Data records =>
* Start *

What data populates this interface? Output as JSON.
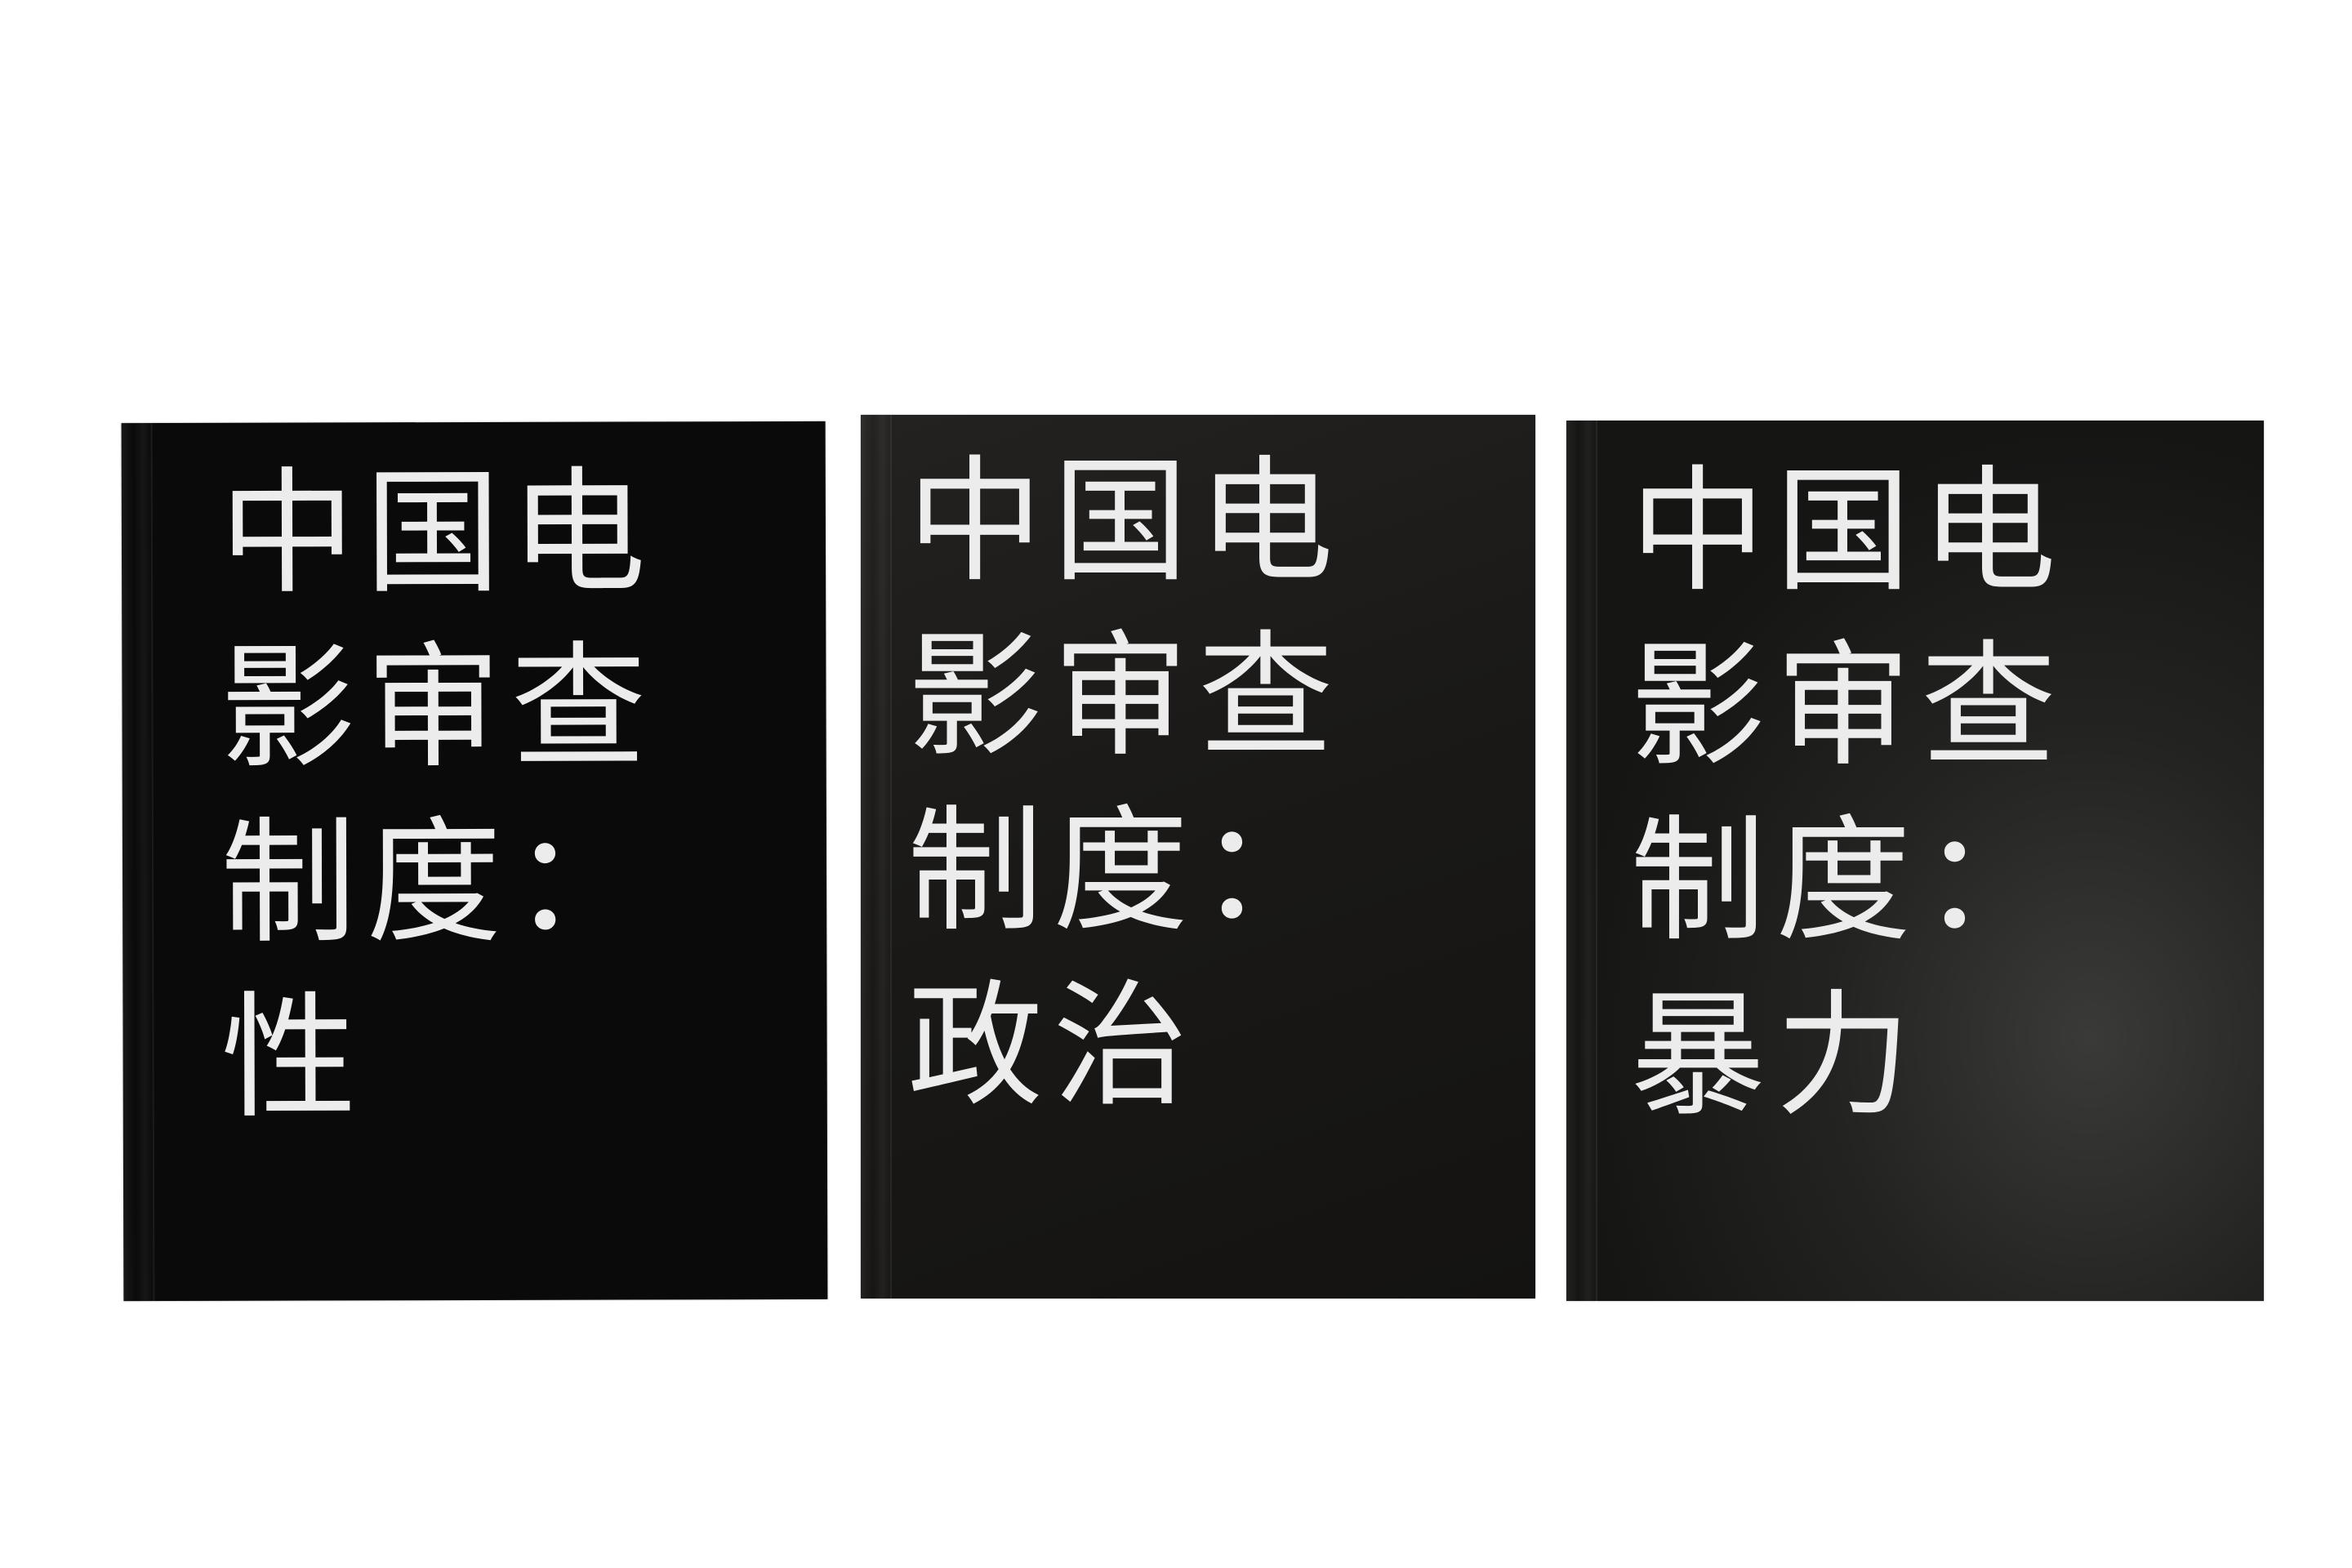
{
  "books": [
    {
      "lines": [
        "中国电",
        "影审查",
        "制度：",
        "性"
      ]
    },
    {
      "lines": [
        "中国电",
        "影审查",
        "制度：",
        "政治"
      ]
    },
    {
      "lines": [
        "中国电",
        "影审查",
        "制度：",
        "暴力"
      ]
    }
  ],
  "colors": {
    "background": "#ffffff",
    "cover": "#0a0a0a",
    "title_text": "#ececec"
  }
}
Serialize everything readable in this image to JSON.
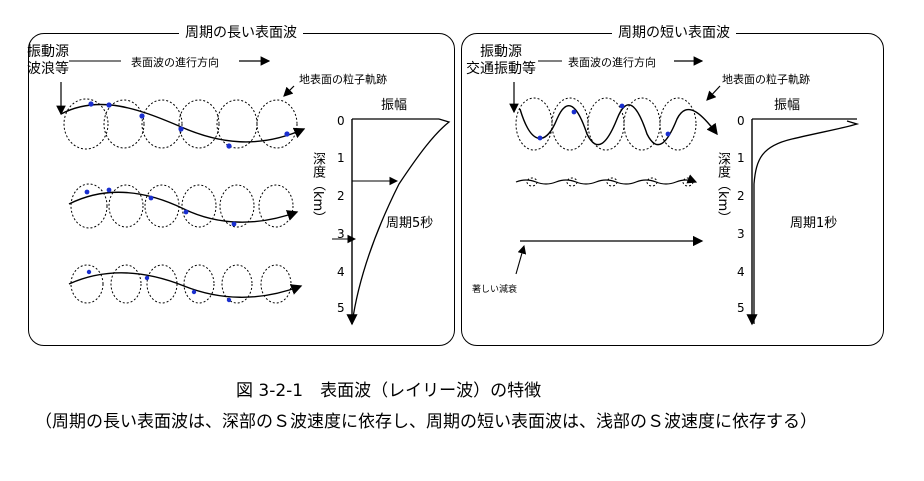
{
  "left": {
    "title": "周期の長い表面波",
    "source_line1": "振動源",
    "source_line2": "波浪等",
    "direction": "表面波の進行方向",
    "trajectory": "地表面の粒子軌跡",
    "amplitude": "振幅",
    "depth_label": "深度（km）",
    "period": "周期5秒",
    "ticks": [
      "0",
      "1",
      "2",
      "3",
      "4",
      "5"
    ]
  },
  "right": {
    "title": "周期の短い表面波",
    "source_line1": "振動源",
    "source_line2": "交通振動等",
    "direction": "表面波の進行方向",
    "trajectory": "地表面の粒子軌跡",
    "amplitude": "振幅",
    "depth_label": "深度（km）",
    "period": "周期1秒",
    "attenuation": "著しい減衰",
    "ticks": [
      "0",
      "1",
      "2",
      "3",
      "4",
      "5"
    ]
  },
  "caption": "図 3-2-1　表面波（レイリー波）の特徴",
  "note": "（周期の長い表面波は、深部のＳ波速度に依存し、周期の短い表面波は、浅部のＳ波速度に依存する）"
}
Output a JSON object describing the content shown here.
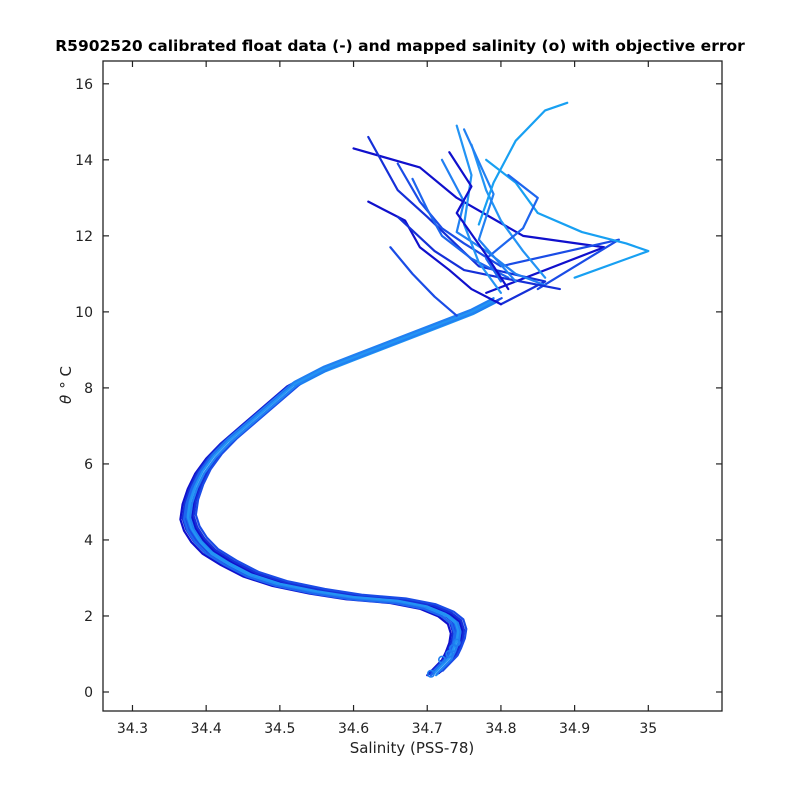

* End *

STATED EXERCISE => Please write out all the data again word for word, but not the pictures.

RESPONSE FOR THIS EXERCISE =>
What data populates this interface? Output as JSON.
{
  "books": [
    {
      "lines": [
        "中国电",
        "影审查",
        "制度：",
        "性"
      ]
    },
    {
      "lines": [
        "中国电",
        "影审查",
        "制度：",
        "政治"
      ]
    },
    {
      "lines": [
        "中国电",
        "影审查",
        "制度：",
        "暴力"
      ]
    }
  ],
  "colors": {
    "background": "#ffffff",
    "cover": "#0a0a0a",
    "title_text": "#ececec"
  }
}
Serialize everything readable in this image to JSON.
{
  "left": {
    "title": "周期の長い表面波",
    "source_line1": "振動源",
    "source_line2": "波浪等",
    "direction": "表面波の進行方向",
    "trajectory": "地表面の粒子軌跡",
    "amplitude": "振幅",
    "depth_label": "深度（km）",
    "period": "周期5秒",
    "ticks": [
      "0",
      "1",
      "2",
      "3",
      "4",
      "5"
    ]
  },
  "right": {
    "title": "周期の短い表面波",
    "source_line1": "振動源",
    "source_line2": "交通振動等",
    "direction": "表面波の進行方向",
    "trajectory": "地表面の粒子軌跡",
    "amplitude": "振幅",
    "depth_label": "深度（km）",
    "period": "周期1秒",
    "attenuation": "著しい減衰",
    "ticks": [
      "0",
      "1",
      "2",
      "3",
      "4",
      "5"
    ]
  },
  "caption": "図 3-2-1　表面波（レイリー波）の特徴",
  "note": "（周期の長い表面波は、深部のＳ波速度に依存し、周期の短い表面波は、浅部のＳ波速度に依存する）"
}
Output a JSON object describing the content shown here.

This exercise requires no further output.